Stated goal: Substitute "Kreuzer" for "KREUZER" throughout the stretch from the start of the records through the line that contains "body-line-6: die volle", and leave everything else in those lines unchanged.
start
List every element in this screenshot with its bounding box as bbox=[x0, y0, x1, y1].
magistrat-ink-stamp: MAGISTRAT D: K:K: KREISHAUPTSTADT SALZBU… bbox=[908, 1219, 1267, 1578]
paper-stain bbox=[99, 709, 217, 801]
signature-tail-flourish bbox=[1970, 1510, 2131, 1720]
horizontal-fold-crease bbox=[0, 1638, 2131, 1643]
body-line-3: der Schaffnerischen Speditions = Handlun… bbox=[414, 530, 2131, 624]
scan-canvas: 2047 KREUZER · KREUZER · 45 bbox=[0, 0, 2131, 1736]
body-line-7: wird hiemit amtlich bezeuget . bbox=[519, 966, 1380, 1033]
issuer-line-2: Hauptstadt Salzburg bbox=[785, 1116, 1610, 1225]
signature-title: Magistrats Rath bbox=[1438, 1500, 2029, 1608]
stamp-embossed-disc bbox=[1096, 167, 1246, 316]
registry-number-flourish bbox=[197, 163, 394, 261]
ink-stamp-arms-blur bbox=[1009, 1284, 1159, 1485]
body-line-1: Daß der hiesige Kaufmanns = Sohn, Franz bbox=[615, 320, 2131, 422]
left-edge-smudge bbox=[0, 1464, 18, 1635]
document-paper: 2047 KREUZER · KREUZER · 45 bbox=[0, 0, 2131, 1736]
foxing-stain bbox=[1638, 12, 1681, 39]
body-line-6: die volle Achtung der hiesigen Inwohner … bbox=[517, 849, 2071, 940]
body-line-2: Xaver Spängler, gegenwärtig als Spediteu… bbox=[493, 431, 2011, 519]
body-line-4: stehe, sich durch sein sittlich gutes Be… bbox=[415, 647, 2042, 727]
end
Output for this task:
List every element in this screenshot with its bounding box as bbox=[x0, y0, x1, y1].
magistrat-ink-stamp: MAGISTRAT D: K:K: KREISHAUPTSTADT SALZBU… bbox=[908, 1219, 1267, 1578]
paper-stain bbox=[99, 709, 217, 801]
signature-tail-flourish bbox=[1970, 1510, 2131, 1720]
horizontal-fold-crease bbox=[0, 1638, 2131, 1643]
body-line-3: der Schaffnerischen Speditions = Handlun… bbox=[414, 530, 2131, 624]
scan-canvas: 2047 Kreuzer · Kreuzer · 45 bbox=[0, 0, 2131, 1736]
body-line-7: wird hiemit amtlich bezeuget . bbox=[519, 966, 1380, 1033]
issuer-line-2: Hauptstadt Salzburg bbox=[785, 1116, 1610, 1225]
signature-title: Magistrats Rath bbox=[1438, 1500, 2029, 1608]
stamp-embossed-disc bbox=[1096, 167, 1246, 316]
registry-number-flourish bbox=[197, 163, 394, 261]
ink-stamp-arms-blur bbox=[1009, 1284, 1159, 1485]
body-line-1: Daß der hiesige Kaufmanns = Sohn, Franz bbox=[615, 320, 2131, 422]
left-edge-smudge bbox=[0, 1464, 18, 1635]
document-paper: 2047 Kreuzer · Kreuzer · 45 bbox=[0, 0, 2131, 1736]
foxing-stain bbox=[1638, 12, 1681, 39]
body-line-6: die volle Achtung der hiesigen Inwohner … bbox=[517, 849, 2071, 940]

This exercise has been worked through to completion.